Problem details — Put each line of the listing below into a Markdown table with the columns Row and Line, numbering the rows and skipping any blank lines.
··· Provided records ···
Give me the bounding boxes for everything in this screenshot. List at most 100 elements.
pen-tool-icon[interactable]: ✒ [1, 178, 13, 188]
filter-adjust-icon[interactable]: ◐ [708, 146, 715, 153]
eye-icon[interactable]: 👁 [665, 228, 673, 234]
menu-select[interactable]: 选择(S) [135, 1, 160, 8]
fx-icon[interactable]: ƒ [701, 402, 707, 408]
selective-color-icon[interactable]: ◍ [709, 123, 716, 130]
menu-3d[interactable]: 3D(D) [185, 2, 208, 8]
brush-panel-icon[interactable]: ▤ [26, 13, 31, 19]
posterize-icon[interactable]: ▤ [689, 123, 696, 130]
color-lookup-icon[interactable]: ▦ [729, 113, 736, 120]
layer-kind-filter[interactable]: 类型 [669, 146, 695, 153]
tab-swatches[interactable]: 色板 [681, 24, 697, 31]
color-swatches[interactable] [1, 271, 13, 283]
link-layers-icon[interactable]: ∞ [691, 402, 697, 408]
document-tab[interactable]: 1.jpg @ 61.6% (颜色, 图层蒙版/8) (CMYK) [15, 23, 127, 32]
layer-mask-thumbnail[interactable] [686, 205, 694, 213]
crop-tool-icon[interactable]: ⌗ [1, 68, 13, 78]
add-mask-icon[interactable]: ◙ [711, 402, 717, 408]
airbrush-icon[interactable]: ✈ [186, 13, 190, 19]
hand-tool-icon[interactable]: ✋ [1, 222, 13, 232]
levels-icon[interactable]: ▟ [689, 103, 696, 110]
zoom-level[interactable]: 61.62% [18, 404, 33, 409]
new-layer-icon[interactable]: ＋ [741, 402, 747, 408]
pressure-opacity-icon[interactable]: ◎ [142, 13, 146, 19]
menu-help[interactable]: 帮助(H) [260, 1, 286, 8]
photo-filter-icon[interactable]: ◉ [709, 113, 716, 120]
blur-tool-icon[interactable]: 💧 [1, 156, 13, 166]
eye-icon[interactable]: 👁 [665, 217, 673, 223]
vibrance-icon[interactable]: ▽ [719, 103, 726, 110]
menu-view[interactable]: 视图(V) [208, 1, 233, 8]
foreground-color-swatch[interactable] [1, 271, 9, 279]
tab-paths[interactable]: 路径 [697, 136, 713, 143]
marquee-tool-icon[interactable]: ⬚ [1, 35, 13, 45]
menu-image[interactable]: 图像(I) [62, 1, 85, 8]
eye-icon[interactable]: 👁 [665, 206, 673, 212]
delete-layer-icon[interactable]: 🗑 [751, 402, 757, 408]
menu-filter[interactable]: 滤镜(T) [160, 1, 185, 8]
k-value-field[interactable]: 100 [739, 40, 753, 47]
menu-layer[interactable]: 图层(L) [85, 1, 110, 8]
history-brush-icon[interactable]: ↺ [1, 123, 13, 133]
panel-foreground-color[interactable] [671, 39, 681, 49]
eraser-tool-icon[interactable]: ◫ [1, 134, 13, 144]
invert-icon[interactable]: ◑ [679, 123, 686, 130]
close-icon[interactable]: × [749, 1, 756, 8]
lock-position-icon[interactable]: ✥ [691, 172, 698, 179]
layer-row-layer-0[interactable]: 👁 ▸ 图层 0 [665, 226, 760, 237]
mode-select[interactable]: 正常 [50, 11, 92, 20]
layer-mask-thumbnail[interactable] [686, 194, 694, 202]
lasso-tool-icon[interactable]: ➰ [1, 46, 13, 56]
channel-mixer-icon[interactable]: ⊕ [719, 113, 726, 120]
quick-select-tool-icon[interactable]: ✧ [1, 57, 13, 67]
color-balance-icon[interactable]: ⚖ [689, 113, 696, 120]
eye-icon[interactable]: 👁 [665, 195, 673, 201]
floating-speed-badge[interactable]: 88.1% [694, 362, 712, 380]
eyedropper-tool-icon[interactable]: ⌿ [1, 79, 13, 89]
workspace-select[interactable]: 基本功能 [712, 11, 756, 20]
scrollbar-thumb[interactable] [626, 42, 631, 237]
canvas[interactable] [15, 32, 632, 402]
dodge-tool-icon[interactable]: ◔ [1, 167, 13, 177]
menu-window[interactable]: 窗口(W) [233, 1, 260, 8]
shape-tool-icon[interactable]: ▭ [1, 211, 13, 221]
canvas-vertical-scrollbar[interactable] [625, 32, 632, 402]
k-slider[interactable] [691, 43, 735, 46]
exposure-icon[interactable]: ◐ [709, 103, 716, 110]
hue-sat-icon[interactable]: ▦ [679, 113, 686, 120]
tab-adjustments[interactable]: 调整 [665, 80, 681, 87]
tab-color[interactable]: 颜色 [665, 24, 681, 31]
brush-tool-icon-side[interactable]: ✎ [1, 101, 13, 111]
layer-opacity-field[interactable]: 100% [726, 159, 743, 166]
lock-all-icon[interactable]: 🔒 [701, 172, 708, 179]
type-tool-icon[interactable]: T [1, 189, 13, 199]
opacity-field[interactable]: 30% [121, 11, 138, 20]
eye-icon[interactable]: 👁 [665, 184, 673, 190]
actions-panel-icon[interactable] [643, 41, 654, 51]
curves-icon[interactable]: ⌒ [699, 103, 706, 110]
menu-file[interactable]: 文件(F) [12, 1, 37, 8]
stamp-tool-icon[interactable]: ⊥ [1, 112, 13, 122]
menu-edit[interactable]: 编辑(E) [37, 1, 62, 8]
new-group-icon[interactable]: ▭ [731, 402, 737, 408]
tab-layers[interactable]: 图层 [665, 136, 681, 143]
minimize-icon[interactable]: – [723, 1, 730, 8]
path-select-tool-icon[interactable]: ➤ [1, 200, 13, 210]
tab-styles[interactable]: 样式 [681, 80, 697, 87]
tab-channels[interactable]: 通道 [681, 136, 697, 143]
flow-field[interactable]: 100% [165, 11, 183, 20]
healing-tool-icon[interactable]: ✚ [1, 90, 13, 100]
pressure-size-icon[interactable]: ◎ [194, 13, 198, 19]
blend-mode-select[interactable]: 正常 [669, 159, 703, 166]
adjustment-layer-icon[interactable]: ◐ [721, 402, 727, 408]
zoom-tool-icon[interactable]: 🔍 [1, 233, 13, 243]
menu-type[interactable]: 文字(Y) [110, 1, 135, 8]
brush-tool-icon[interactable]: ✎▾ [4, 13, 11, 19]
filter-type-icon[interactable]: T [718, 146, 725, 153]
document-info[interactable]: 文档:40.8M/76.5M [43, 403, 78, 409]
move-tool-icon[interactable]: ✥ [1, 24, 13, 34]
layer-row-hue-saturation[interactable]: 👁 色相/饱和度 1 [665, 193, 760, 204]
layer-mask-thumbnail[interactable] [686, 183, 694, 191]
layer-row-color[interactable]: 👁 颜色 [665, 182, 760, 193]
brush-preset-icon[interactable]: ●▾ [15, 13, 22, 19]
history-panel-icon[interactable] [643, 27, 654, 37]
···
Solution to this task —
| Row | Line |
|---|---|
| 1 | Give me the bounding boxes for everything in this screenshot. List at most 100 elements. |
| 2 | pen-tool-icon[interactable]: ✒ [1, 178, 13, 188] |
| 3 | filter-adjust-icon[interactable]: ◐ [708, 146, 715, 153] |
| 4 | eye-icon[interactable]: 👁 [665, 228, 673, 234] |
| 5 | menu-select[interactable]: 选择(S) [135, 1, 160, 8] |
| 6 | fx-icon[interactable]: ƒ [701, 402, 707, 408] |
| 7 | selective-color-icon[interactable]: ◍ [709, 123, 716, 130] |
| 8 | menu-3d[interactable]: 3D(D) [185, 2, 208, 8] |
| 9 | brush-panel-icon[interactable]: ▤ [26, 13, 31, 19] |
| 10 | posterize-icon[interactable]: ▤ [689, 123, 696, 130] |
| 11 | color-lookup-icon[interactable]: ▦ [729, 113, 736, 120] |
| 12 | layer-kind-filter[interactable]: 类型 [669, 146, 695, 153] |
| 13 | tab-swatches[interactable]: 色板 [681, 24, 697, 31] |
| 14 | color-swatches[interactable] [1, 271, 13, 283] |
| 15 | link-layers-icon[interactable]: ∞ [691, 402, 697, 408] |
| 16 | document-tab[interactable]: 1.jpg @ 61.6% (颜色, 图层蒙版/8) (CMYK) [15, 23, 127, 32] |
| 17 | layer-mask-thumbnail[interactable] [686, 205, 694, 213] |
| 18 | crop-tool-icon[interactable]: ⌗ [1, 68, 13, 78] |
| 19 | add-mask-icon[interactable]: ◙ [711, 402, 717, 408] |
| 20 | airbrush-icon[interactable]: ✈ [186, 13, 190, 19] |
| 21 | hand-tool-icon[interactable]: ✋ [1, 222, 13, 232] |
| 22 | levels-icon[interactable]: ▟ [689, 103, 696, 110] |
| 23 | zoom-level[interactable]: 61.62% [18, 404, 33, 409] |
| 24 | new-layer-icon[interactable]: ＋ [741, 402, 747, 408] |
| 25 | pressure-opacity-icon[interactable]: ◎ [142, 13, 146, 19] |
| 26 | menu-help[interactable]: 帮助(H) [260, 1, 286, 8] |
| 27 | photo-filter-icon[interactable]: ◉ [709, 113, 716, 120] |
| 28 | blur-tool-icon[interactable]: 💧 [1, 156, 13, 166] |
| 29 | eye-icon[interactable]: 👁 [665, 217, 673, 223] |
| 30 | vibrance-icon[interactable]: ▽ [719, 103, 726, 110] |
| 31 | menu-view[interactable]: 视图(V) [208, 1, 233, 8] |
| 32 | foreground-color-swatch[interactable] [1, 271, 9, 279] |
| 33 | tab-paths[interactable]: 路径 [697, 136, 713, 143] |
| 34 | marquee-tool-icon[interactable]: ⬚ [1, 35, 13, 45] |
| 35 | menu-image[interactable]: 图像(I) [62, 1, 85, 8] |
| 36 | eye-icon[interactable]: 👁 [665, 206, 673, 212] |
| 37 | delete-layer-icon[interactable]: 🗑 [751, 402, 757, 408] |
| 38 | menu-filter[interactable]: 滤镜(T) [160, 1, 185, 8] |
| 39 | k-value-field[interactable]: 100 [739, 40, 753, 47] |
| 40 | menu-layer[interactable]: 图层(L) [85, 1, 110, 8] |
| 41 | history-brush-icon[interactable]: ↺ [1, 123, 13, 133] |
| 42 | panel-foreground-color[interactable] [671, 39, 681, 49] |
| 43 | eraser-tool-icon[interactable]: ◫ [1, 134, 13, 144] |
| 44 | invert-icon[interactable]: ◑ [679, 123, 686, 130] |
| 45 | close-icon[interactable]: × [749, 1, 756, 8] |
| 46 | lock-position-icon[interactable]: ✥ [691, 172, 698, 179] |
| 47 | layer-row-layer-0[interactable]: 👁 ▸ 图层 0 [665, 226, 760, 237] |
| 48 | mode-select[interactable]: 正常 [50, 11, 92, 20] |
| 49 | layer-mask-thumbnail[interactable] [686, 194, 694, 202] |
| 50 | lasso-tool-icon[interactable]: ➰ [1, 46, 13, 56] |
| 51 | channel-mixer-icon[interactable]: ⊕ [719, 113, 726, 120] |
| 52 | quick-select-tool-icon[interactable]: ✧ [1, 57, 13, 67] |
| 53 | color-balance-icon[interactable]: ⚖ [689, 113, 696, 120] |
| 54 | eye-icon[interactable]: 👁 [665, 195, 673, 201] |
| 55 | floating-speed-badge[interactable]: 88.1% [694, 362, 712, 380] |
| 56 | eyedropper-tool-icon[interactable]: ⌿ [1, 79, 13, 89] |
| 57 | workspace-select[interactable]: 基本功能 [712, 11, 756, 20] |
| 58 | scrollbar-thumb[interactable] [626, 42, 631, 237] |
| 59 | canvas[interactable] [15, 32, 632, 402] |
| 60 | dodge-tool-icon[interactable]: ◔ [1, 167, 13, 177] |
| 61 | menu-window[interactable]: 窗口(W) [233, 1, 260, 8] |
| 62 | shape-tool-icon[interactable]: ▭ [1, 211, 13, 221] |
| 63 | canvas-vertical-scrollbar[interactable] [625, 32, 632, 402] |
| 64 | k-slider[interactable] [691, 43, 735, 46] |
| 65 | exposure-icon[interactable]: ◐ [709, 103, 716, 110] |
| 66 | hue-sat-icon[interactable]: ▦ [679, 113, 686, 120] |
| 67 | tab-adjustments[interactable]: 调整 [665, 80, 681, 87] |
| 68 | tab-color[interactable]: 颜色 [665, 24, 681, 31] |
| 69 | brush-tool-icon-side[interactable]: ✎ [1, 101, 13, 111] |
| 70 | layer-opacity-field[interactable]: 100% [726, 159, 743, 166] |
| 71 | lock-all-icon[interactable]: 🔒 [701, 172, 708, 179] |
| 72 | type-tool-icon[interactable]: T [1, 189, 13, 199] |
| 73 | opacity-field[interactable]: 30% [121, 11, 138, 20] |
| 74 | eye-icon[interactable]: 👁 [665, 184, 673, 190] |
| 75 | actions-panel-icon[interactable] [643, 41, 654, 51] |
| 76 | curves-icon[interactable]: ⌒ [699, 103, 706, 110] |
| 77 | menu-file[interactable]: 文件(F) [12, 1, 37, 8] |
| 78 | stamp-tool-icon[interactable]: ⊥ [1, 112, 13, 122] |
| 79 | menu-edit[interactable]: 编辑(E) [37, 1, 62, 8] |
| 80 | new-group-icon[interactable]: ▭ [731, 402, 737, 408] |
| 81 | tab-layers[interactable]: 图层 [665, 136, 681, 143] |
| 82 | minimize-icon[interactable]: – [723, 1, 730, 8] |
| 83 | path-select-tool-icon[interactable]: ➤ [1, 200, 13, 210] |
| 84 | tab-styles[interactable]: 样式 [681, 80, 697, 87] |
| 85 | tab-channels[interactable]: 通道 [681, 136, 697, 143] |
| 86 | flow-field[interactable]: 100% [165, 11, 183, 20] |
| 87 | healing-tool-icon[interactable]: ✚ [1, 90, 13, 100] |
| 88 | pressure-size-icon[interactable]: ◎ [194, 13, 198, 19] |
| 89 | blend-mode-select[interactable]: 正常 [669, 159, 703, 166] |
| 90 | adjustment-layer-icon[interactable]: ◐ [721, 402, 727, 408] |
| 91 | zoom-tool-icon[interactable]: 🔍 [1, 233, 13, 243] |
| 92 | menu-type[interactable]: 文字(Y) [110, 1, 135, 8] |
| 93 | brush-tool-icon[interactable]: ✎▾ [4, 13, 11, 19] |
| 94 | filter-type-icon[interactable]: T [718, 146, 725, 153] |
| 95 | document-info[interactable]: 文档:40.8M/76.5M [43, 403, 78, 409] |
| 96 | move-tool-icon[interactable]: ✥ [1, 24, 13, 34] |
| 97 | layer-row-hue-saturation[interactable]: 👁 色相/饱和度 1 [665, 193, 760, 204] |
| 98 | layer-mask-thumbnail[interactable] [686, 183, 694, 191] |
| 99 | layer-row-color[interactable]: 👁 颜色 [665, 182, 760, 193] |
| 100 | brush-preset-icon[interactable]: ●▾ [15, 13, 22, 19] |
| 101 | history-panel-icon[interactable] [643, 27, 654, 37] |